__Exercise objective__. Please rewrite the listing below, switching every "duty-text" to "responsibility-text" and leaving everything else unchanged.

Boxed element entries

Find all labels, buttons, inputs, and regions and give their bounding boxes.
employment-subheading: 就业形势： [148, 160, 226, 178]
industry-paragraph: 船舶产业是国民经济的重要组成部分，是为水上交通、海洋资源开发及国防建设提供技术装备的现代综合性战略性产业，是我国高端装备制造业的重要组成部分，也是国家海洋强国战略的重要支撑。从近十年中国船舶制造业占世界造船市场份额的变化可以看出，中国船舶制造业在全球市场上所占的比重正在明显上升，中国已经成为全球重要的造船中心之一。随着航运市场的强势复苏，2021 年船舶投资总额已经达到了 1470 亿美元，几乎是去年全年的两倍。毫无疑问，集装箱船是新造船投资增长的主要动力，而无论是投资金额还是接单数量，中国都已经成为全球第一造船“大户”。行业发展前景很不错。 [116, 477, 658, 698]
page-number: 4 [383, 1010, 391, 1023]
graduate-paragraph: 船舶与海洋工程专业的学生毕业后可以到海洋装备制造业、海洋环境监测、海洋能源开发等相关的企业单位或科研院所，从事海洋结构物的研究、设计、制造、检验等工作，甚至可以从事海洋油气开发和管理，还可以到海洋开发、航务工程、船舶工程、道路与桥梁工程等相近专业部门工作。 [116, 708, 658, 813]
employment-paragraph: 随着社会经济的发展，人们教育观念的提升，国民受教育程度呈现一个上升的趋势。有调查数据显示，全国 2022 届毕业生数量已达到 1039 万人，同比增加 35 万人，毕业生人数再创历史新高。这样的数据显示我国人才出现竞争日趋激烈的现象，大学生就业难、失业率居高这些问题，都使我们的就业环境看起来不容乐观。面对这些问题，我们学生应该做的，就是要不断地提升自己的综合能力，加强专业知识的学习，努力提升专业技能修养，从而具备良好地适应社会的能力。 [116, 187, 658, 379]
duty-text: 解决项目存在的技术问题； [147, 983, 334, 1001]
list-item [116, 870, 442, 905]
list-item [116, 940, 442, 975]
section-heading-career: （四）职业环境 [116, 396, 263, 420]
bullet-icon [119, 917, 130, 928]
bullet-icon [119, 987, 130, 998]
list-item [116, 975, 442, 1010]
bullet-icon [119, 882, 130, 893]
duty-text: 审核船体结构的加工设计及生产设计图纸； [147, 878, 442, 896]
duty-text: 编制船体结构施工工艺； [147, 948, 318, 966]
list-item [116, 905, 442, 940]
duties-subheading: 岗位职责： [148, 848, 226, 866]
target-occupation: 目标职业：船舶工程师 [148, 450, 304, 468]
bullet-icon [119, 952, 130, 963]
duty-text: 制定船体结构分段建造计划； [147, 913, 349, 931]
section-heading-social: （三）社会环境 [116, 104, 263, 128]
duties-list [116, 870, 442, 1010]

__Written response__.
Find all labels, buttons, inputs, and regions and give their bounding boxes.
employment-subheading: 就业形势： [148, 160, 226, 178]
industry-paragraph: 船舶产业是国民经济的重要组成部分，是为水上交通、海洋资源开发及国防建设提供技术装备的现代综合性战略性产业，是我国高端装备制造业的重要组成部分，也是国家海洋强国战略的重要支撑。从近十年中国船舶制造业占世界造船市场份额的变化可以看出，中国船舶制造业在全球市场上所占的比重正在明显上升，中国已经成为全球重要的造船中心之一。随着航运市场的强势复苏，2021 年船舶投资总额已经达到了 1470 亿美元，几乎是去年全年的两倍。毫无疑问，集装箱船是新造船投资增长的主要动力，而无论是投资金额还是接单数量，中国都已经成为全球第一造船“大户”。行业发展前景很不错。 [116, 477, 658, 698]
page-number: 4 [383, 1010, 391, 1023]
graduate-paragraph: 船舶与海洋工程专业的学生毕业后可以到海洋装备制造业、海洋环境监测、海洋能源开发等相关的企业单位或科研院所，从事海洋结构物的研究、设计、制造、检验等工作，甚至可以从事海洋油气开发和管理，还可以到海洋开发、航务工程、船舶工程、道路与桥梁工程等相近专业部门工作。 [116, 708, 658, 813]
employment-paragraph: 随着社会经济的发展，人们教育观念的提升，国民受教育程度呈现一个上升的趋势。有调查数据显示，全国 2022 届毕业生数量已达到 1039 万人，同比增加 35 万人，毕业生人数再创历史新高。这样的数据显示我国人才出现竞争日趋激烈的现象，大学生就业难、失业率居高这些问题，都使我们的就业环境看起来不容乐观。面对这些问题，我们学生应该做的，就是要不断地提升自己的综合能力，加强专业知识的学习，努力提升专业技能修养，从而具备良好地适应社会的能力。 [116, 187, 658, 379]
responsibility-text: 解决项目存在的技术问题； [147, 983, 334, 1001]
list-item [116, 870, 442, 905]
list-item [116, 940, 442, 975]
section-heading-career: （四）职业环境 [116, 396, 263, 420]
bullet-icon [119, 917, 130, 928]
bullet-icon [119, 987, 130, 998]
list-item [116, 975, 442, 1010]
bullet-icon [119, 882, 130, 893]
responsibility-text: 审核船体结构的加工设计及生产设计图纸； [147, 878, 442, 896]
responsibility-text: 编制船体结构施工工艺； [147, 948, 318, 966]
list-item [116, 905, 442, 940]
duties-subheading: 岗位职责： [148, 848, 226, 866]
target-occupation: 目标职业：船舶工程师 [148, 450, 304, 468]
bullet-icon [119, 952, 130, 963]
responsibility-text: 制定船体结构分段建造计划； [147, 913, 349, 931]
section-heading-social: （三）社会环境 [116, 104, 263, 128]
duties-list [116, 870, 442, 1010]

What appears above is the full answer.